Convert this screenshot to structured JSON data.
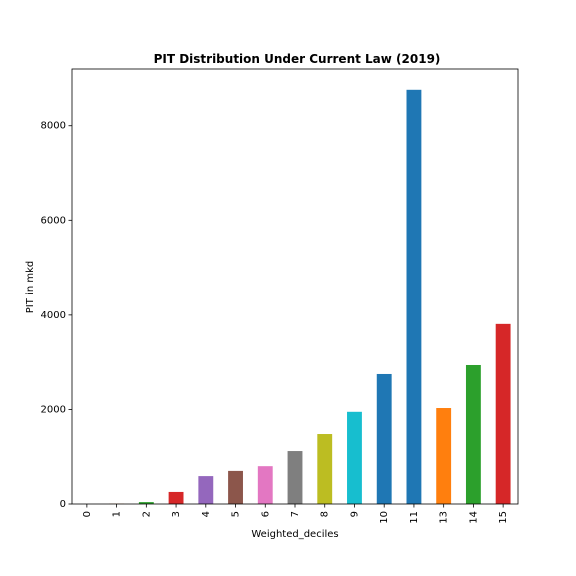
{
  "chart_data": {
    "type": "bar",
    "title": "PIT Distribution Under Current Law (2019)",
    "xlabel": "Weighted_deciles",
    "ylabel": "PIT in mkd",
    "categories": [
      "0",
      "1",
      "2",
      "3",
      "4",
      "5",
      "6",
      "7",
      "8",
      "9",
      "10",
      "11",
      "13",
      "14",
      "15"
    ],
    "values": [
      0,
      5,
      40,
      255,
      590,
      700,
      800,
      1120,
      1480,
      1950,
      2750,
      8760,
      2030,
      2940,
      3810
    ],
    "colors": [
      "#1f77b4",
      "#ff7f0e",
      "#2ca02c",
      "#d62728",
      "#9467bd",
      "#8c564b",
      "#e377c2",
      "#7f7f7f",
      "#bcbd22",
      "#17becf",
      "#1f77b4",
      "#1f77b4",
      "#ff7f0e",
      "#2ca02c",
      "#d62728"
    ],
    "ylim": [
      0,
      9200
    ],
    "yticks": [
      0,
      2000,
      4000,
      6000,
      8000
    ],
    "ytick_labels": [
      "0",
      "2000",
      "4000",
      "6000",
      "8000"
    ],
    "grid": false,
    "legend": "none"
  }
}
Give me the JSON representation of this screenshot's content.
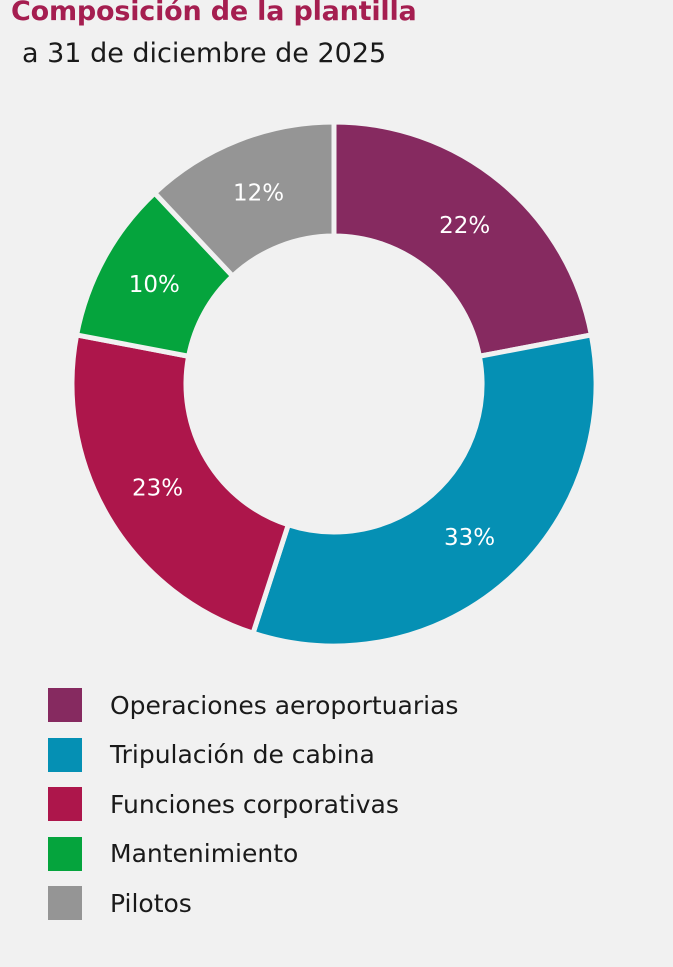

» The request:
Print the records word for word and exclude any picture they hold.

» Result of the exercise:
Convert this screenshot to structured JSON data.
{
  "chart_data": {
    "type": "bar",
    "title": "PIT Distribution Under Current Law (2019)",
    "xlabel": "Weighted_deciles",
    "ylabel": "PIT in mkd",
    "categories": [
      "0",
      "1",
      "2",
      "3",
      "4",
      "5",
      "6",
      "7",
      "8",
      "9",
      "10",
      "11",
      "13",
      "14",
      "15"
    ],
    "values": [
      0,
      5,
      40,
      255,
      590,
      700,
      800,
      1120,
      1480,
      1950,
      2750,
      8760,
      2030,
      2940,
      3810
    ],
    "colors": [
      "#1f77b4",
      "#ff7f0e",
      "#2ca02c",
      "#d62728",
      "#9467bd",
      "#8c564b",
      "#e377c2",
      "#7f7f7f",
      "#bcbd22",
      "#17becf",
      "#1f77b4",
      "#1f77b4",
      "#ff7f0e",
      "#2ca02c",
      "#d62728"
    ],
    "ylim": [
      0,
      9200
    ],
    "yticks": [
      0,
      2000,
      4000,
      6000,
      8000
    ],
    "ytick_labels": [
      "0",
      "2000",
      "4000",
      "6000",
      "8000"
    ],
    "grid": false,
    "legend": "none"
  }
}
Give me the JSON representation of this screenshot's content.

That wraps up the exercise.